— BEGIN —

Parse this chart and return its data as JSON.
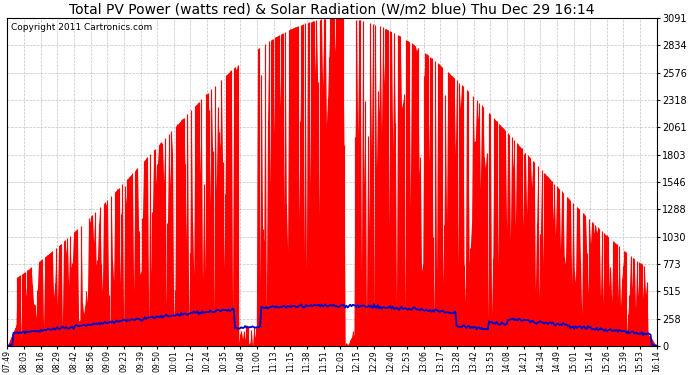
{
  "title": "Total PV Power (watts red) & Solar Radiation (W/m2 blue) Thu Dec 29 16:14",
  "copyright_text": "Copyright 2011 Cartronics.com",
  "yticks": [
    0.0,
    257.6,
    515.2,
    772.8,
    1030.4,
    1288.0,
    1545.6,
    1803.1,
    2060.7,
    2318.3,
    2575.9,
    2833.5,
    3091.1
  ],
  "ymax": 3091.1,
  "ymin": 0.0,
  "xtick_labels": [
    "07:49",
    "08:03",
    "08:16",
    "08:29",
    "08:42",
    "08:56",
    "09:09",
    "09:23",
    "09:39",
    "09:50",
    "10:01",
    "10:12",
    "10:24",
    "10:35",
    "10:48",
    "11:00",
    "11:13",
    "11:15",
    "11:38",
    "11:51",
    "12:03",
    "12:15",
    "12:29",
    "12:40",
    "12:53",
    "13:06",
    "13:17",
    "13:28",
    "13:42",
    "13:53",
    "14:08",
    "14:21",
    "14:34",
    "14:49",
    "15:01",
    "15:14",
    "15:26",
    "15:39",
    "15:53",
    "16:14"
  ],
  "bg_color": "#ffffff",
  "grid_color": "#aaaaaa",
  "bar_color": "#ff0000",
  "line_color": "#0000cc",
  "title_fontsize": 10,
  "copyright_fontsize": 6.5,
  "figwidth": 6.9,
  "figheight": 3.75,
  "dpi": 100
}
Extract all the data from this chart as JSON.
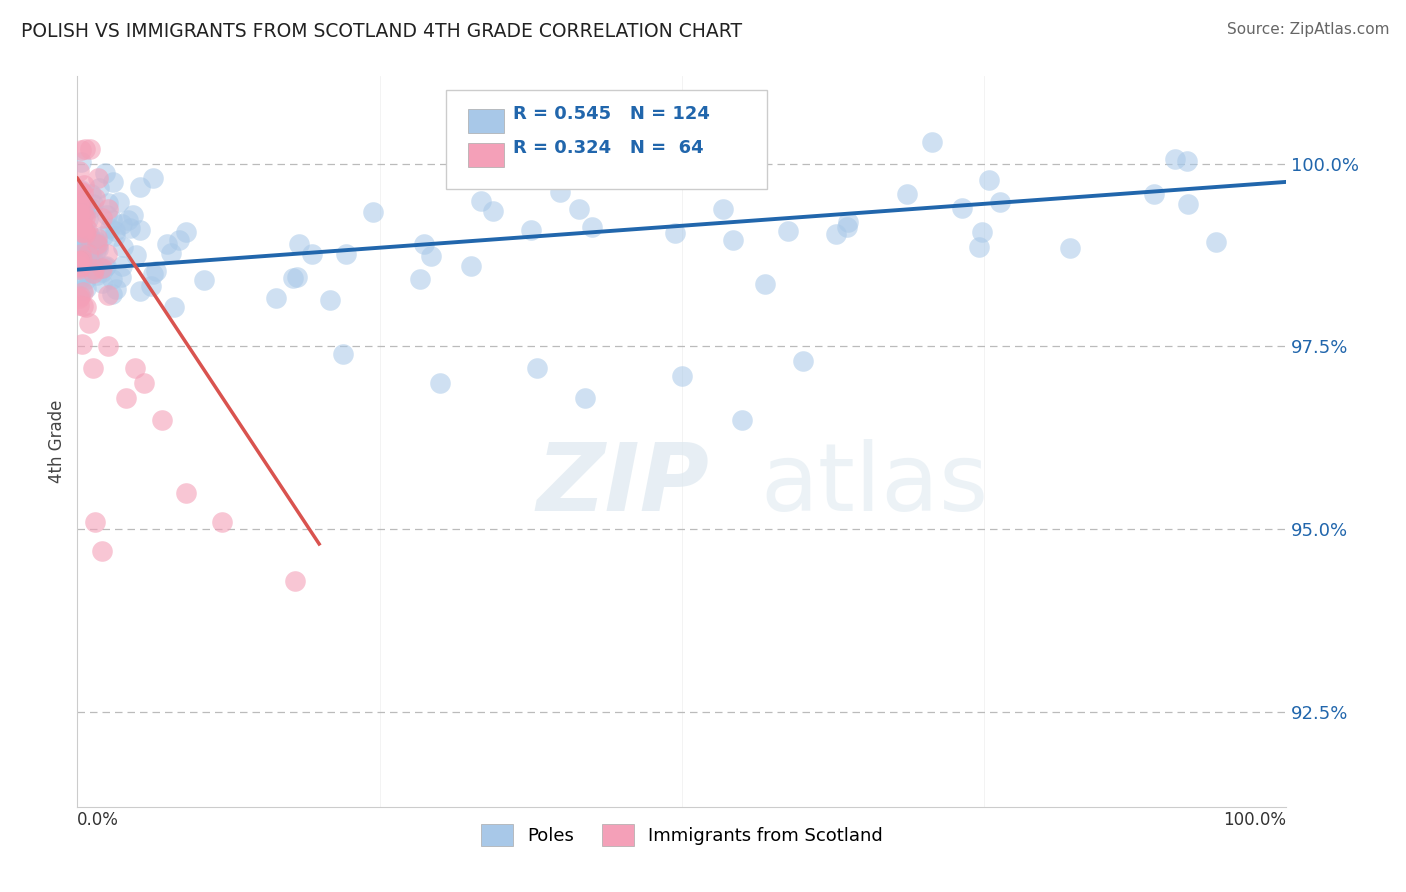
{
  "title": "POLISH VS IMMIGRANTS FROM SCOTLAND 4TH GRADE CORRELATION CHART",
  "source_text": "Source: ZipAtlas.com",
  "ylabel": "4th Grade",
  "yticks": [
    92.5,
    95.0,
    97.5,
    100.0
  ],
  "ytick_labels": [
    "92.5%",
    "95.0%",
    "97.5%",
    "100.0%"
  ],
  "xmin": 0.0,
  "xmax": 100.0,
  "ymin": 91.2,
  "ymax": 101.2,
  "blue_R": 0.545,
  "blue_N": 124,
  "pink_R": 0.324,
  "pink_N": 64,
  "blue_color": "#a8c8e8",
  "pink_color": "#f4a0b8",
  "blue_line_color": "#2166ac",
  "pink_line_color": "#d9534f",
  "legend_label_blue": "Poles",
  "legend_label_pink": "Immigrants from Scotland"
}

— END —

— INSTRUCTION —
Lines of the material that contain the word "this" are to be gathered.

— RESPONSE TO THE EXERCISE —
Parse this chart and return its data as JSON.
Extract all the data from this chart as JSON.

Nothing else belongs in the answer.